**Record list:**

>>>>>

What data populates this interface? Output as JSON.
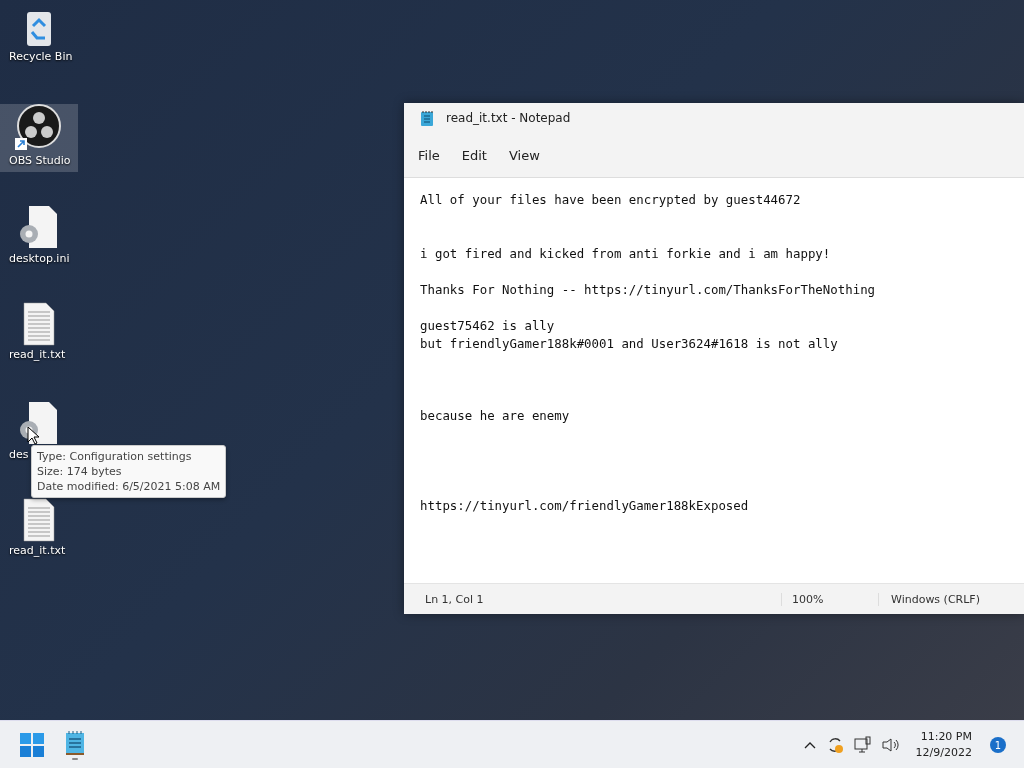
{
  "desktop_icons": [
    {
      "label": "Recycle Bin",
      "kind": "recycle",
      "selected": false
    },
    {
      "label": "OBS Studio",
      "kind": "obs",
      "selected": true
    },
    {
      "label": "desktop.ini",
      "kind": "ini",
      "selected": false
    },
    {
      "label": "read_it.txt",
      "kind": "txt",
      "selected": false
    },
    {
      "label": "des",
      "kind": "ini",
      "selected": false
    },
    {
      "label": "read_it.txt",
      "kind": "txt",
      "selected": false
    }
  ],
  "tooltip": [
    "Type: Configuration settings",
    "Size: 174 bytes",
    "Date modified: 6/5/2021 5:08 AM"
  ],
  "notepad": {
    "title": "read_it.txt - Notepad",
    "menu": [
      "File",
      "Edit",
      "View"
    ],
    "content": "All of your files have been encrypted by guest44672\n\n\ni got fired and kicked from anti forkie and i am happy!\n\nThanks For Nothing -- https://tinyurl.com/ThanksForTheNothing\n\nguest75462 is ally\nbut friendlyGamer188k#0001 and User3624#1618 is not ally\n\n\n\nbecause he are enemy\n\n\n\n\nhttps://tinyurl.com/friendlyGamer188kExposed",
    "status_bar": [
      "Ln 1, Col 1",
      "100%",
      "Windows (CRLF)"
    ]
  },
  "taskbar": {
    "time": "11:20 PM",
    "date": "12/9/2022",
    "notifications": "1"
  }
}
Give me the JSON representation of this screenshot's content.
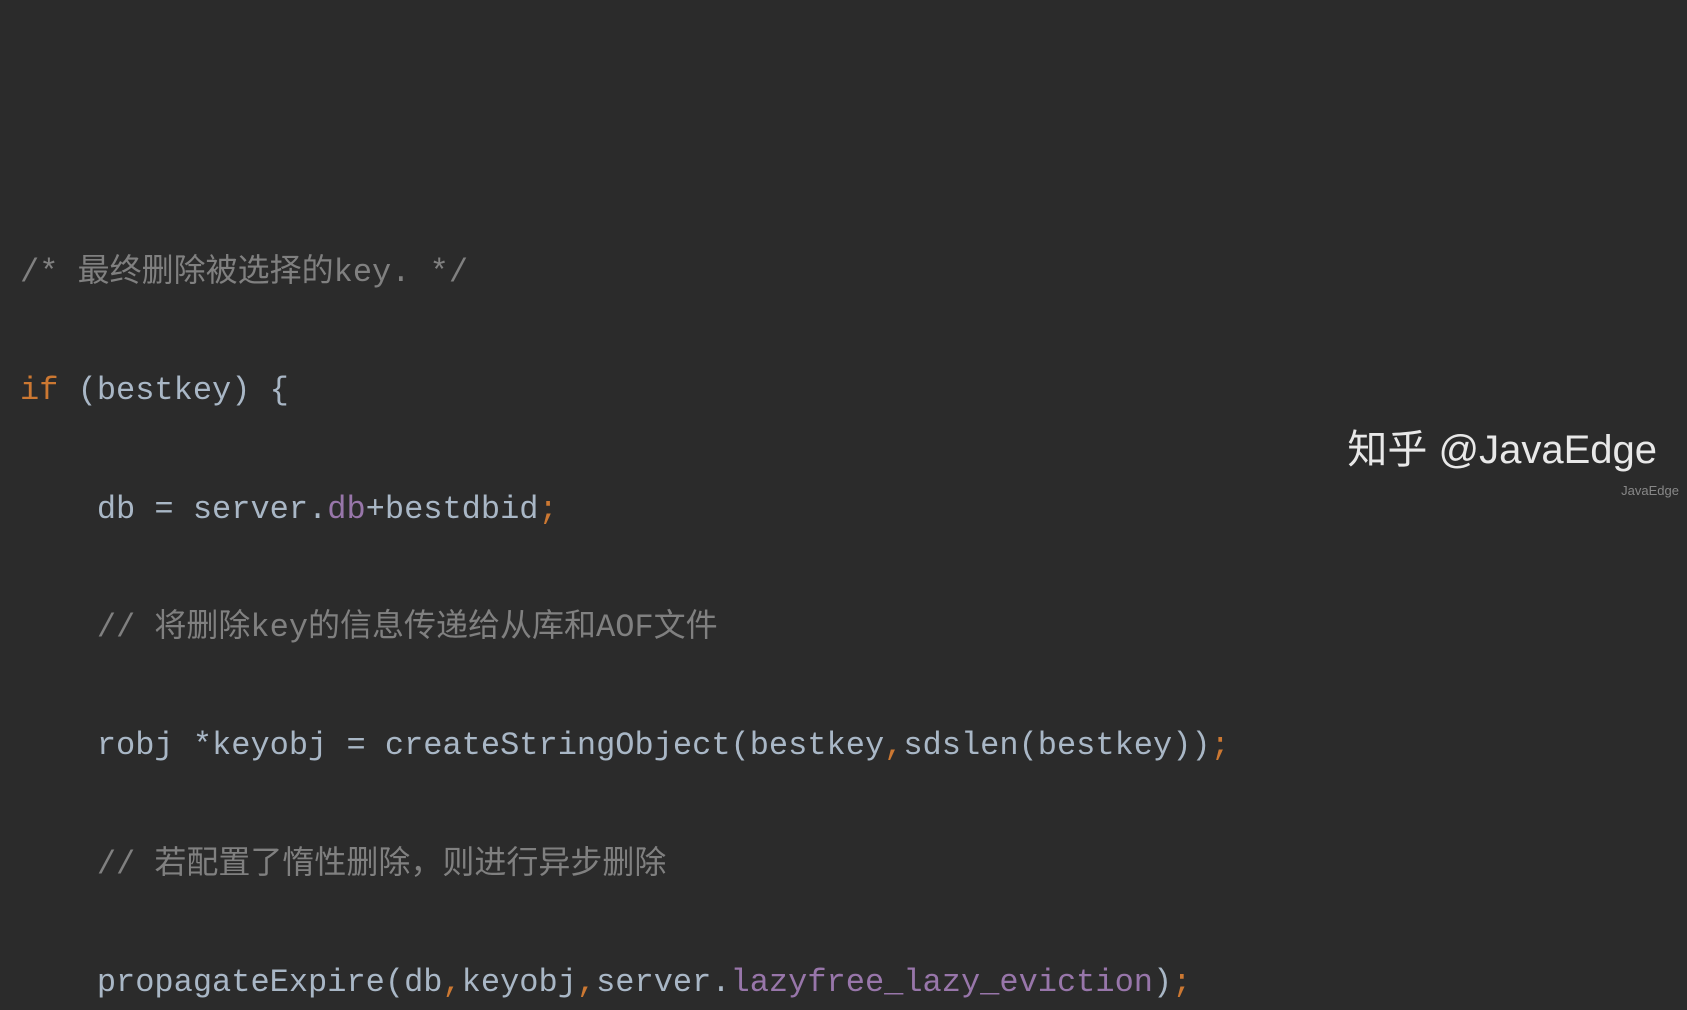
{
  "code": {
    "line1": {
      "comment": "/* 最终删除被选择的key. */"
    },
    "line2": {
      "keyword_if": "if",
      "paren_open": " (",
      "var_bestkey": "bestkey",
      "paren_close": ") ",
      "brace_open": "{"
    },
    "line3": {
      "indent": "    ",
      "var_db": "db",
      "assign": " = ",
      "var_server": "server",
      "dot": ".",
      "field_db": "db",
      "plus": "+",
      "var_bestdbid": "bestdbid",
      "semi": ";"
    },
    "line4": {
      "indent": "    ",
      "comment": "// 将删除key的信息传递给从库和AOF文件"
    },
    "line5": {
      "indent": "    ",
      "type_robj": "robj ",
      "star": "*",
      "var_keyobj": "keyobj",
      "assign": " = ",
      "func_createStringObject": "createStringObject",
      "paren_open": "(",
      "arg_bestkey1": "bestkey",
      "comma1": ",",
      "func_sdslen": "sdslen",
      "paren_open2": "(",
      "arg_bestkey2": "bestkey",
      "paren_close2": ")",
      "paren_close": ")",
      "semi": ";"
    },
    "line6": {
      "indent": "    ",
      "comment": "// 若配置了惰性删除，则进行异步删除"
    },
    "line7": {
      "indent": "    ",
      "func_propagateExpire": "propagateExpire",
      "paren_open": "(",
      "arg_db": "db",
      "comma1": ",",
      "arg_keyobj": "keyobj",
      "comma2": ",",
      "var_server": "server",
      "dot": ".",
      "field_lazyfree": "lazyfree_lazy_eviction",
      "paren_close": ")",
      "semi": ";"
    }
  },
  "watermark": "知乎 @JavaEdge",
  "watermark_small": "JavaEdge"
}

<<<<<
>>>>>

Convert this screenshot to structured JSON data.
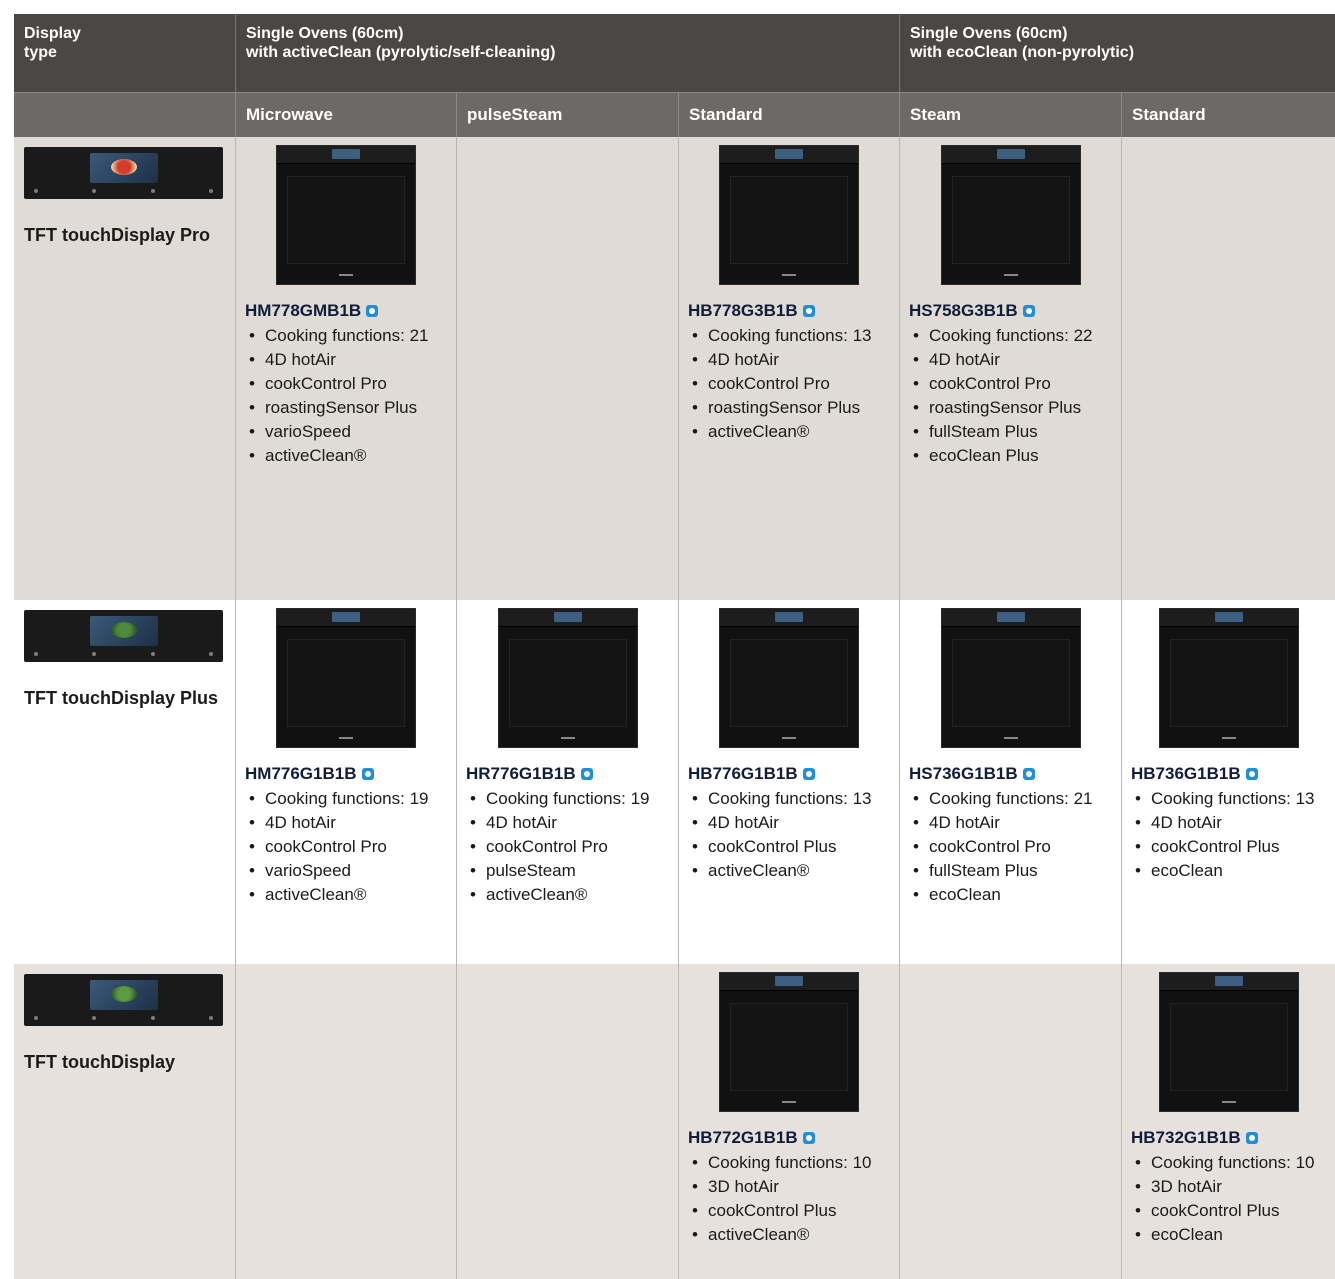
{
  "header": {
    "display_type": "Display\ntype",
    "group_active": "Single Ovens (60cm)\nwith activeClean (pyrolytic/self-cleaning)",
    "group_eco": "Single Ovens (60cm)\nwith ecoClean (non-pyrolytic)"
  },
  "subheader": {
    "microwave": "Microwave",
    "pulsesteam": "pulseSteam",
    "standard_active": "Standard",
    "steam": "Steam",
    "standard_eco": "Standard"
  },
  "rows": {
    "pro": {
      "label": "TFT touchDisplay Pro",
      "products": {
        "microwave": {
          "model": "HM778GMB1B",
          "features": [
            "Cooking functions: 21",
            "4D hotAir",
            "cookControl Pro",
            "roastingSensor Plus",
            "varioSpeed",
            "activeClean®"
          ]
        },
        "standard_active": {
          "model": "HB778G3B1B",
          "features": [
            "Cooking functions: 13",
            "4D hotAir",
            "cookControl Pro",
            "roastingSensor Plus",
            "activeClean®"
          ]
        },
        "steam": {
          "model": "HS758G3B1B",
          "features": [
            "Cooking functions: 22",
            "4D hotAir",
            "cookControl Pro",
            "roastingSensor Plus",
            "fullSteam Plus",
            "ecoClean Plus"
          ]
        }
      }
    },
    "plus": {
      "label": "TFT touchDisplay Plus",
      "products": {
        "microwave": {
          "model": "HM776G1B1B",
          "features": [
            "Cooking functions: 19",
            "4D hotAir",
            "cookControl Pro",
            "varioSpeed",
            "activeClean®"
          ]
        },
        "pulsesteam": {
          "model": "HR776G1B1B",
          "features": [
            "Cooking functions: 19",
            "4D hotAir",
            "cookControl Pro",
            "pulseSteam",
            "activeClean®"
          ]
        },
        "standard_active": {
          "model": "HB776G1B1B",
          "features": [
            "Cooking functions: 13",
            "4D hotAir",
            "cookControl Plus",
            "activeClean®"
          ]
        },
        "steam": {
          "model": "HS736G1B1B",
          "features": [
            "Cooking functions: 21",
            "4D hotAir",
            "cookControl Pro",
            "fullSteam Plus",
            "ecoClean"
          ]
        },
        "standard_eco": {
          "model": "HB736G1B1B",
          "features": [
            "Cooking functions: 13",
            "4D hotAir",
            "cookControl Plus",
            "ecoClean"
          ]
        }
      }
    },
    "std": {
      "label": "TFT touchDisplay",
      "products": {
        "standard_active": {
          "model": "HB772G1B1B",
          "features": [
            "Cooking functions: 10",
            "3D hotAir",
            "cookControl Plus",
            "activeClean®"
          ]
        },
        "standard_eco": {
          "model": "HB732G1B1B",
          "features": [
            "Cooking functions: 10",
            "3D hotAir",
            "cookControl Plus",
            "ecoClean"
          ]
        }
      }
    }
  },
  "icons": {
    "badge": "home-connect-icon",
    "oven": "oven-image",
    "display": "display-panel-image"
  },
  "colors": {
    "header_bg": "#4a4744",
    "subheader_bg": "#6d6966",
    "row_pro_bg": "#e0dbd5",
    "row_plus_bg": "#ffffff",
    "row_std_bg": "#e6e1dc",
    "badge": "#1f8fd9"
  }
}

<<<<<

**Exercise prompt:**
Gather up the lines containing the word "screenshot" from these records and copy them.

**Written solution:**
Give me the JSON representation of this screenshot's content.
Convert this screenshot to structured JSON data.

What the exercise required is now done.